Output all of the data below exactly as given.

**** EXERCISE MATERIALS ****

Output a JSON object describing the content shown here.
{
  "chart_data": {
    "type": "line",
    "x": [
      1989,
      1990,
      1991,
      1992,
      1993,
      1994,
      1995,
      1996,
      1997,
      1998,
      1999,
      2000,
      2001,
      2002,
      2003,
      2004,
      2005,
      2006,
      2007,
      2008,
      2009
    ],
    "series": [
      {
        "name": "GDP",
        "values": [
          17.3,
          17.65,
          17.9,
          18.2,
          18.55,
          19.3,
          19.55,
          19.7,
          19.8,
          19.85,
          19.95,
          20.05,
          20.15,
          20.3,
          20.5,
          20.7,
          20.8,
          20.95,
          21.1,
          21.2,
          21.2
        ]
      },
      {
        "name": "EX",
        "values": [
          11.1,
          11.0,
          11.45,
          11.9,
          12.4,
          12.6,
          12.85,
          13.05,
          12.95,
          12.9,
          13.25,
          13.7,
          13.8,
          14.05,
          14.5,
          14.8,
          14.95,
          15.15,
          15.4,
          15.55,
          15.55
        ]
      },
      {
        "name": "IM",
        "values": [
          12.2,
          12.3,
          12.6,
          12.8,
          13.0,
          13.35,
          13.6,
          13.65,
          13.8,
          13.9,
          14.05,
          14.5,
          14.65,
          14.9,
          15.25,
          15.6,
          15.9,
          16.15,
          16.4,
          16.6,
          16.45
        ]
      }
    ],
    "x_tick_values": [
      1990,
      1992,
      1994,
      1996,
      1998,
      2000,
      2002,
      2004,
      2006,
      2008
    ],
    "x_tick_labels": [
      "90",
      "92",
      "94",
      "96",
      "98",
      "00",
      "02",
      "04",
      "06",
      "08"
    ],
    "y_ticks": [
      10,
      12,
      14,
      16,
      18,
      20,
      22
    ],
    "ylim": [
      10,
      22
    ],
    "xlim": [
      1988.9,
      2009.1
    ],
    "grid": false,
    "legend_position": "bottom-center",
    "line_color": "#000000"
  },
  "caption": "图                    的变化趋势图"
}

****

**EXERCISE RESPONSE**
Output a JSON object describing the content shown here.
{
  "chart_data": {
    "type": "line",
    "x": [
      1989,
      1990,
      1991,
      1992,
      1993,
      1994,
      1995,
      1996,
      1997,
      1998,
      1999,
      2000,
      2001,
      2002,
      2003,
      2004,
      2005,
      2006,
      2007,
      2008,
      2009
    ],
    "series": [
      {
        "name": "GDP",
        "values": [
          17.3,
          17.65,
          17.9,
          18.2,
          18.55,
          19.3,
          19.55,
          19.7,
          19.8,
          19.85,
          19.95,
          20.05,
          20.15,
          20.3,
          20.5,
          20.7,
          20.8,
          20.95,
          21.1,
          21.2,
          21.2
        ]
      },
      {
        "name": "EX",
        "values": [
          11.1,
          11.0,
          11.45,
          11.9,
          12.4,
          12.6,
          12.85,
          13.05,
          12.95,
          12.9,
          13.25,
          13.7,
          13.8,
          14.05,
          14.5,
          14.8,
          14.95,
          15.15,
          15.4,
          15.55,
          15.55
        ]
      },
      {
        "name": "IM",
        "values": [
          12.2,
          12.3,
          12.6,
          12.8,
          13.0,
          13.35,
          13.6,
          13.65,
          13.8,
          13.9,
          14.05,
          14.5,
          14.65,
          14.9,
          15.25,
          15.6,
          15.9,
          16.15,
          16.4,
          16.6,
          16.45
        ]
      }
    ],
    "x_tick_values": [
      1990,
      1992,
      1994,
      1996,
      1998,
      2000,
      2002,
      2004,
      2006,
      2008
    ],
    "x_tick_labels": [
      "90",
      "92",
      "94",
      "96",
      "98",
      "00",
      "02",
      "04",
      "06",
      "08"
    ],
    "y_ticks": [
      10,
      12,
      14,
      16,
      18,
      20,
      22
    ],
    "ylim": [
      10,
      22
    ],
    "xlim": [
      1988.9,
      2009.1
    ],
    "grid": false,
    "legend_position": "bottom-center",
    "line_color": "#000000"
  },
  "caption": "图                    的变化趋势图"
}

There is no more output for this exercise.